[begin Items]
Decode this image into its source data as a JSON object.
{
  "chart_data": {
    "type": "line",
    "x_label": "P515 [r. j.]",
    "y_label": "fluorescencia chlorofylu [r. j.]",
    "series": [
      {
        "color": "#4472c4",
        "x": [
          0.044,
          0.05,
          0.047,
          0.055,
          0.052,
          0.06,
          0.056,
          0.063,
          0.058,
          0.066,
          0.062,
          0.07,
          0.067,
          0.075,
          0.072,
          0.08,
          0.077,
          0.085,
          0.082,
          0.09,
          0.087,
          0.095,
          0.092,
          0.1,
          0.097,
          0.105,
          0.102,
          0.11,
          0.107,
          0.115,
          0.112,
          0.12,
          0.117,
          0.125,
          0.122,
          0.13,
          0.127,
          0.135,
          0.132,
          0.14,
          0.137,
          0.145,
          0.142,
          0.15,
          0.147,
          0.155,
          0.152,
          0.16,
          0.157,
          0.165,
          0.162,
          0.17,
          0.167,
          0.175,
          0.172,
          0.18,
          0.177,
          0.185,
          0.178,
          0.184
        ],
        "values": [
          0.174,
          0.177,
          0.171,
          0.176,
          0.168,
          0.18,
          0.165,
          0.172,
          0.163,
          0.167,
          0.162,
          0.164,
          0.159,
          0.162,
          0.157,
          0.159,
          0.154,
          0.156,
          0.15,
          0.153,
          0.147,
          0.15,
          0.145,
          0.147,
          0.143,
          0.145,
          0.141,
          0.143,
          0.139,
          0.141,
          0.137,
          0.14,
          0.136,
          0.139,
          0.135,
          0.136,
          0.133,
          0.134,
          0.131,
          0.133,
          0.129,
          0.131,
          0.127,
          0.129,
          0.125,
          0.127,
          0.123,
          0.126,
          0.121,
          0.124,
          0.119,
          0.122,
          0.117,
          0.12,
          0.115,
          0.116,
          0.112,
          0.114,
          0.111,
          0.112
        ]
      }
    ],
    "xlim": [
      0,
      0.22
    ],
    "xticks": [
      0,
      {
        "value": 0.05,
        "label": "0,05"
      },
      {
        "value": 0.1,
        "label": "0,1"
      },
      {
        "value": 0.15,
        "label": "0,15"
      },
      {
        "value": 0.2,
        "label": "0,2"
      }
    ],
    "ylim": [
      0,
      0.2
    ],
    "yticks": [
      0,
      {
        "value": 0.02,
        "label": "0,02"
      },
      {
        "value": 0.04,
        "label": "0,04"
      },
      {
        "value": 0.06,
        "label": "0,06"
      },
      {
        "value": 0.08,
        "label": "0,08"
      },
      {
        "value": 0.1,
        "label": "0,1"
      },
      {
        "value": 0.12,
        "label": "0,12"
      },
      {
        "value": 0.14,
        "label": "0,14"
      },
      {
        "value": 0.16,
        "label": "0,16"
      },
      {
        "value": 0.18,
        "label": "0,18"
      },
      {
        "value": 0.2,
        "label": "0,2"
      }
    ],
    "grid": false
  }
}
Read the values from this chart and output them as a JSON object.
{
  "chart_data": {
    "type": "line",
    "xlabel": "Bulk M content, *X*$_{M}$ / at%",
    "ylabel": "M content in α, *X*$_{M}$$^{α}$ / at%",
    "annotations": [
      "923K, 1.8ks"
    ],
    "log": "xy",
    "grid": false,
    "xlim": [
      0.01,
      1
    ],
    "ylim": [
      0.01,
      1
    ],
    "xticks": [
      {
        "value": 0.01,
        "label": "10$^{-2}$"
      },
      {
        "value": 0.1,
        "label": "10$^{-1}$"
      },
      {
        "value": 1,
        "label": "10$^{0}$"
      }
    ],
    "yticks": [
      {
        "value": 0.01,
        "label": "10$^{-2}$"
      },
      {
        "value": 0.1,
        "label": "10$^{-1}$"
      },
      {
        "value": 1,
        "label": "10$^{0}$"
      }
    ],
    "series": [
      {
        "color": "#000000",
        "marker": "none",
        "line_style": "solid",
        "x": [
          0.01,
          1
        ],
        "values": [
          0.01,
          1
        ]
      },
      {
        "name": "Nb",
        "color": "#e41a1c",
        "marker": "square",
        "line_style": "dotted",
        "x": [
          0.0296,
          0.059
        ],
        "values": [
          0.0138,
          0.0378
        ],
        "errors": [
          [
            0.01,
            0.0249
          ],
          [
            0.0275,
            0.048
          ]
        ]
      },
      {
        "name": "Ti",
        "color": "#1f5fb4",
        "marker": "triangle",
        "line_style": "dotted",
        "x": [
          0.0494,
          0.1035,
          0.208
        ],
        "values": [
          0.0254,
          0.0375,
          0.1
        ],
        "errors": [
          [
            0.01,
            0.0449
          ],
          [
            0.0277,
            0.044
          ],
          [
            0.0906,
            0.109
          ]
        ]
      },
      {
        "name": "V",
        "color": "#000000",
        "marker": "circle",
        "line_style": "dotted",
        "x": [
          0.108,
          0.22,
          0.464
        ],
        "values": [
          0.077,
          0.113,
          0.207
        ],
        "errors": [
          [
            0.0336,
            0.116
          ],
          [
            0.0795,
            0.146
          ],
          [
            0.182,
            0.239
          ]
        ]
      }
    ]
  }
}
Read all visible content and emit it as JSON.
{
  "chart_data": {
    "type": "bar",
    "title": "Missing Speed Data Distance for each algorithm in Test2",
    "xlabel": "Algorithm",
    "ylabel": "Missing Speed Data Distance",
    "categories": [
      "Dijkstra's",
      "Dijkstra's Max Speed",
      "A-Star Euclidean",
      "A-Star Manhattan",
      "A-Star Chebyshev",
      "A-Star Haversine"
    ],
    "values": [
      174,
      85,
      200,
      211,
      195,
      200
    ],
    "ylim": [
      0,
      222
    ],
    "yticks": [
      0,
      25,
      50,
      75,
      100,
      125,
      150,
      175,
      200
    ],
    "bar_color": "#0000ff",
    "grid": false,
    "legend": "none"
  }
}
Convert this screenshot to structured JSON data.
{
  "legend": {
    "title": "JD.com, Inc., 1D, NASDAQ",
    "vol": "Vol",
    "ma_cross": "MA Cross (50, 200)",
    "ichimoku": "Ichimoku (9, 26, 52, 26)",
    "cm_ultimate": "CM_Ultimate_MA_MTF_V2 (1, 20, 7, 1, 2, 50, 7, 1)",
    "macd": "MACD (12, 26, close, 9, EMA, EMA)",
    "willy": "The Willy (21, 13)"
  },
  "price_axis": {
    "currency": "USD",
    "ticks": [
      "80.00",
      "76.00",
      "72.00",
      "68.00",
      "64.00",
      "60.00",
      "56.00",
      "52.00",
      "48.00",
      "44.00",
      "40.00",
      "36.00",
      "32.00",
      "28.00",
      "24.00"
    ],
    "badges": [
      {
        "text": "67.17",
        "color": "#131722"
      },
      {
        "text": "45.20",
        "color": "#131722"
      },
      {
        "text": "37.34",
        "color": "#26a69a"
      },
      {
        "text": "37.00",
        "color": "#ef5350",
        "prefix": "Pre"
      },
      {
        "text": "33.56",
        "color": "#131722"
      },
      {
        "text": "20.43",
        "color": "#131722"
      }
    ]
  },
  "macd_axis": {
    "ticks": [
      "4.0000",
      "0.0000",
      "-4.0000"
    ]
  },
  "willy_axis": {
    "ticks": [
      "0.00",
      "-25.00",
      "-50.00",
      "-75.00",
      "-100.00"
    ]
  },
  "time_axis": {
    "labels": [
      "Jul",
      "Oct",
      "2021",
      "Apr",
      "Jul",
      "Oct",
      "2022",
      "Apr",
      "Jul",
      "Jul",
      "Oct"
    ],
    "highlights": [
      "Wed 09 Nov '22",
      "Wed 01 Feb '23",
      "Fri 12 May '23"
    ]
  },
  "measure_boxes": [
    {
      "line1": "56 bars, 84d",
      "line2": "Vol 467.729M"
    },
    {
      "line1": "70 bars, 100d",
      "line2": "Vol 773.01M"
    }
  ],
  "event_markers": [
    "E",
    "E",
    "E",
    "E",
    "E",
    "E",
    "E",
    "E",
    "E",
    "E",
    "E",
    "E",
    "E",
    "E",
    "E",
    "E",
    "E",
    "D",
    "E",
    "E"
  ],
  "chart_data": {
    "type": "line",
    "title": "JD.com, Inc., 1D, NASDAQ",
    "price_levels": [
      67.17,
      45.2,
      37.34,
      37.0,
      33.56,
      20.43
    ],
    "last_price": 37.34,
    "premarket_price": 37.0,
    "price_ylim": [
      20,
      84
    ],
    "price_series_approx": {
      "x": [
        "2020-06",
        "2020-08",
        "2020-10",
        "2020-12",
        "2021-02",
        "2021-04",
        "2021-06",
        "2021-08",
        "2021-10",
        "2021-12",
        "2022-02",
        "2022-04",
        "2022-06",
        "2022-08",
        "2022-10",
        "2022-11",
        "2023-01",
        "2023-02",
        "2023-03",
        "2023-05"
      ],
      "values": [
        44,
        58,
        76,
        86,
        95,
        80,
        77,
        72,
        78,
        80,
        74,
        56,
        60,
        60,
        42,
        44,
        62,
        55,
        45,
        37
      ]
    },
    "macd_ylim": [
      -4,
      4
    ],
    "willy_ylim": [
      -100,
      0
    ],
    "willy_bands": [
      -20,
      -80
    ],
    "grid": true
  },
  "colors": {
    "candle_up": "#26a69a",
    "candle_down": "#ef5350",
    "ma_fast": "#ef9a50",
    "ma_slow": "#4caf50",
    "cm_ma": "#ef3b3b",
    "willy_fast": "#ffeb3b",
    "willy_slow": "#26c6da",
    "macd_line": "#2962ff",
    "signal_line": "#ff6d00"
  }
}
[end Items]
Exercise prompt:
Give nothing but the number of lines containing the string "Read".

Finished exercise:
2